### Exercise input ###

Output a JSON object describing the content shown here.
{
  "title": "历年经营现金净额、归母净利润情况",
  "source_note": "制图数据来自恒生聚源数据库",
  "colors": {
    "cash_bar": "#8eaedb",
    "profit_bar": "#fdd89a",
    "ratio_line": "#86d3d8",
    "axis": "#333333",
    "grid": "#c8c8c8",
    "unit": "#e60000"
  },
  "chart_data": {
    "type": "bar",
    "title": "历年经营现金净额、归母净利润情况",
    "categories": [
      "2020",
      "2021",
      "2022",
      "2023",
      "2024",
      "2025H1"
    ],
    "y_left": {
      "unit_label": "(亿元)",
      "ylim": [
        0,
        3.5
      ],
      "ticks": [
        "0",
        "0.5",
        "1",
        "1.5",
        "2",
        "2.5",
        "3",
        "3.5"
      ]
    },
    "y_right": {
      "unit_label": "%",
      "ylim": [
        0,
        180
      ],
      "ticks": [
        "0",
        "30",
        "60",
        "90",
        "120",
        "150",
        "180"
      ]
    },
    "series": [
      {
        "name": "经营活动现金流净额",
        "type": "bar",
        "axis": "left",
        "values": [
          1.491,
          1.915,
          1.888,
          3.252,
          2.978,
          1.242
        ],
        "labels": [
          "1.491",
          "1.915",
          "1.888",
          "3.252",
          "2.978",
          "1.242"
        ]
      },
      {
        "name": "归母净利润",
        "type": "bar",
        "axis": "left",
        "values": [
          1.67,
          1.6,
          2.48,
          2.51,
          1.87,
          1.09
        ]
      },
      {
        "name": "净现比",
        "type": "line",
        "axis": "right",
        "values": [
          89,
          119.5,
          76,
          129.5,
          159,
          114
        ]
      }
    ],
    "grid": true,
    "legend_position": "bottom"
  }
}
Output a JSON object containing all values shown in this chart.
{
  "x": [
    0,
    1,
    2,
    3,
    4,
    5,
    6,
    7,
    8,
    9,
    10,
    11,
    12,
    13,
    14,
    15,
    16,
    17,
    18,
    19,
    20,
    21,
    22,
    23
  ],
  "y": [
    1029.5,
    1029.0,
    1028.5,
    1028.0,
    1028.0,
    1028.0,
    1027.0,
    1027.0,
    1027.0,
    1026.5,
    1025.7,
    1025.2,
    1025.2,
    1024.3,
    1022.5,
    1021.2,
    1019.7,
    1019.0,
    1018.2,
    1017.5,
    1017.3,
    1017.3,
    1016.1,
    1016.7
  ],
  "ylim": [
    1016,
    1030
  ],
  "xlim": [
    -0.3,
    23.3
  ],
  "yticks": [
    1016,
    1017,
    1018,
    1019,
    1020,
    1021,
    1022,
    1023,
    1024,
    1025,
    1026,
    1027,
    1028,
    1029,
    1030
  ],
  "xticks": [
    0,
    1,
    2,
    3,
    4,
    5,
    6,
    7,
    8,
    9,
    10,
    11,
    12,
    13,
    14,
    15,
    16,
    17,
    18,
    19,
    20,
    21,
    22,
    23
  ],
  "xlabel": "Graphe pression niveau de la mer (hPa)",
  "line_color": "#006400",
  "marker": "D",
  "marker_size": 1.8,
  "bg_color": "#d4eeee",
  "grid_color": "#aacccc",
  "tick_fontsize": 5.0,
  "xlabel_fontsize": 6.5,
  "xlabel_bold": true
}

###

**Directions**
Pull out each line of the records holding the string "axis".

**Response for this exercise**
    "axis": "#333333",
        "axis": "left",
        "axis": "left",
        "axis": "right",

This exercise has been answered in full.